PROBLEM TO SOLVE:
Provide only the number of lines where "ANNUEL" occurs.

-- start of RECORD EXCERPTS --

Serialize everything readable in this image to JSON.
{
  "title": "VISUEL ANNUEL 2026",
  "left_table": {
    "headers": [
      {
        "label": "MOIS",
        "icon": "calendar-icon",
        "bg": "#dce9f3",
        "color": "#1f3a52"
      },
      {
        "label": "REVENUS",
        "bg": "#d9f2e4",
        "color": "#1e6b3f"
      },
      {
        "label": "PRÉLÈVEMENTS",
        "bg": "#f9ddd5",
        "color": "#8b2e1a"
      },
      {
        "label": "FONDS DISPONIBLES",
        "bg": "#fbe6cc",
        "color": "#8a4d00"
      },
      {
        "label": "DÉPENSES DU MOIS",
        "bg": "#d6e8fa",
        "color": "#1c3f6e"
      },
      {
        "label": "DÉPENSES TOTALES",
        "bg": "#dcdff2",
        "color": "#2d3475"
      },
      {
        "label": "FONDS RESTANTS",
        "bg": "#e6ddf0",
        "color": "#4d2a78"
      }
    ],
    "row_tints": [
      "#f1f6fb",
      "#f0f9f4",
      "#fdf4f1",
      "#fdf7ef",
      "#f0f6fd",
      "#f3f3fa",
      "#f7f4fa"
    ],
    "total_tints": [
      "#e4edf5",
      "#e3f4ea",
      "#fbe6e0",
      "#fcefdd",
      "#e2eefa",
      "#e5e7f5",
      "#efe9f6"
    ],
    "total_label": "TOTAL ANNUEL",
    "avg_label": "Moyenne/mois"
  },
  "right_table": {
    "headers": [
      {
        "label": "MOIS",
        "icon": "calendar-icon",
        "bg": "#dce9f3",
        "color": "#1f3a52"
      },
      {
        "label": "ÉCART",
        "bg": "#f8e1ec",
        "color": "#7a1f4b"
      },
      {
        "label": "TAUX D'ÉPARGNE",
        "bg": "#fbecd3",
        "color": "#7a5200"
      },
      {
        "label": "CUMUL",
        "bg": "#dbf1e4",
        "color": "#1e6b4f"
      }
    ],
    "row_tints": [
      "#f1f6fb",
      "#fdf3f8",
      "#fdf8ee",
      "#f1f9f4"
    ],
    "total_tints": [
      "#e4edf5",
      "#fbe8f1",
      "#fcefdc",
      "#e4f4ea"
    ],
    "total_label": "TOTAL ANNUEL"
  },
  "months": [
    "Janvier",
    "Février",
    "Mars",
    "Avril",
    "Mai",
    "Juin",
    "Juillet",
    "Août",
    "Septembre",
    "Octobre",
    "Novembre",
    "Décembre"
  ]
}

-- end of RECORD EXCERPTS --

ANSWER TO THE TASK:
3